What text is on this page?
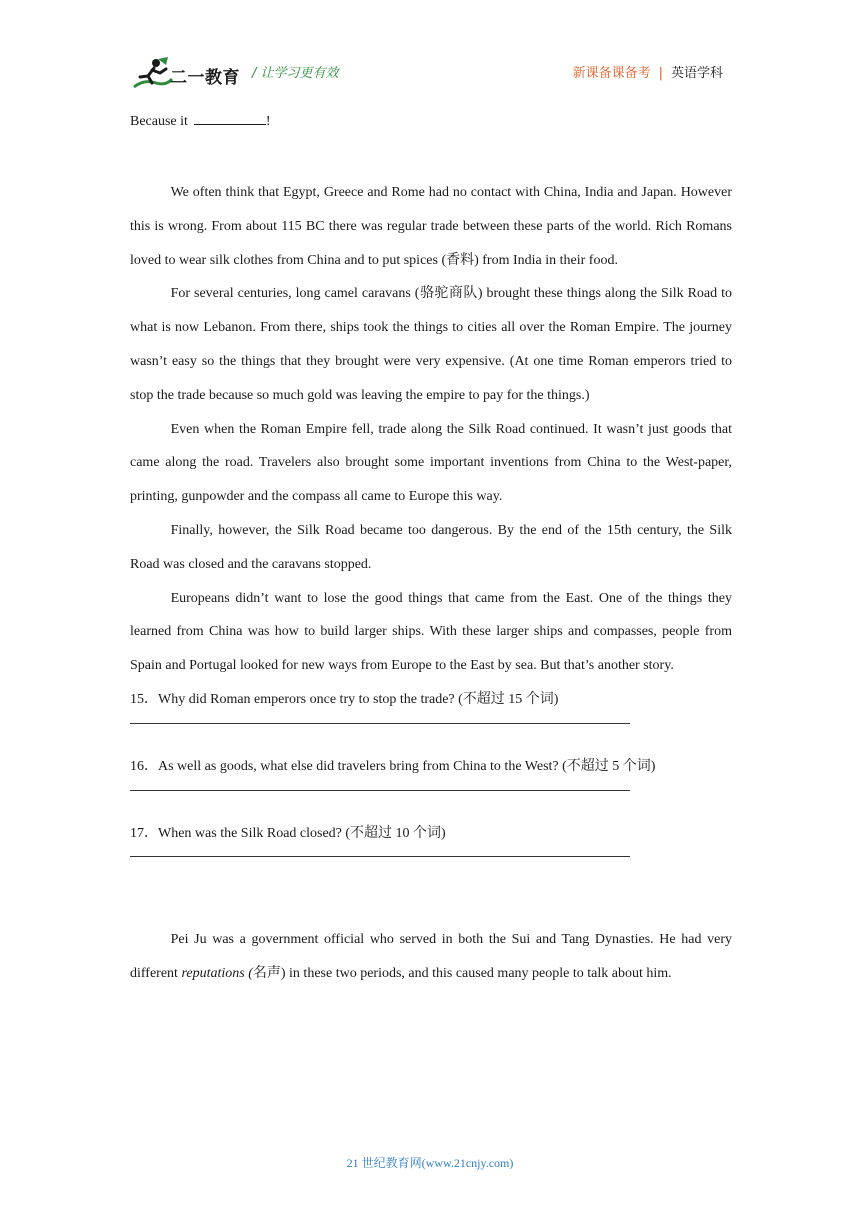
二一教育 / 让学习更有效	新课备课备考 | 英语学科

Because it	!

We often think that Egypt, Greece and Rome had no contact with China, India and Japan. However this is wrong. From about 115 BC there was regular trade between these parts of the world. Rich Romans loved to wear silk clothes from China and to put spices (香料) from India in their food.

For several centuries, long camel caravans (骆驼商队) brought these things along the Silk Road to what is now Lebanon. From there, ships took the things to cities all over the Roman Empire. The journey wasn’t easy so the things that they brought were very expensive. (At one time Roman emperors tried to stop the trade because so much gold was leaving the empire to pay for the things.)

Even when the Roman Empire fell, trade along the Silk Road continued. It wasn’t just goods that came along the road. Travelers also brought some important inventions from China to the West-paper, printing, gunpowder and the compass all came to Europe this way.

Finally, however, the Silk Road became too dangerous. By the end of the 15th century, the Silk Road was closed and the caravans stopped.

Europeans didn’t want to lose the good things that came from the East. One of the things they learned from China was how to build larger ships. With these larger ships and compasses, people from Spain and Portugal looked for new ways from Europe to the East by sea. But that’s another story.

15．Why did Roman emperors once try to stop the trade? (不超过 15 个词)

16．As well as goods, what else did travelers bring from China to the West? (不超过 5 个词)

17．When was the Silk Road closed? (不超过 10 个词)

Pei Ju was a government official who served in both the Sui and Tang Dynasties. He had very different reputations (名声) in these two periods, and this caused many people to talk about him.

21 世纪教育网(www.21cnjy.com)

**TASK PROMPT:**
Search the listing above for the string "Europe". Copy every line that contains it.

**OUTPUT OF THE EXERCISE:**
Even when the Roman Empire fell, trade along the Silk Road continued. It wasn’t just goods that came along the road. Travelers also brought some important inventions from China to the West-paper, printing, gunpowder and the compass all came to Europe this way.
Europeans didn’t want to lose the good things that came from the East. One of the things they learned from China was how to build larger ships. With these larger ships and compasses, people from Spain and Portugal looked for new ways from Europe to the East by sea. But that’s another story.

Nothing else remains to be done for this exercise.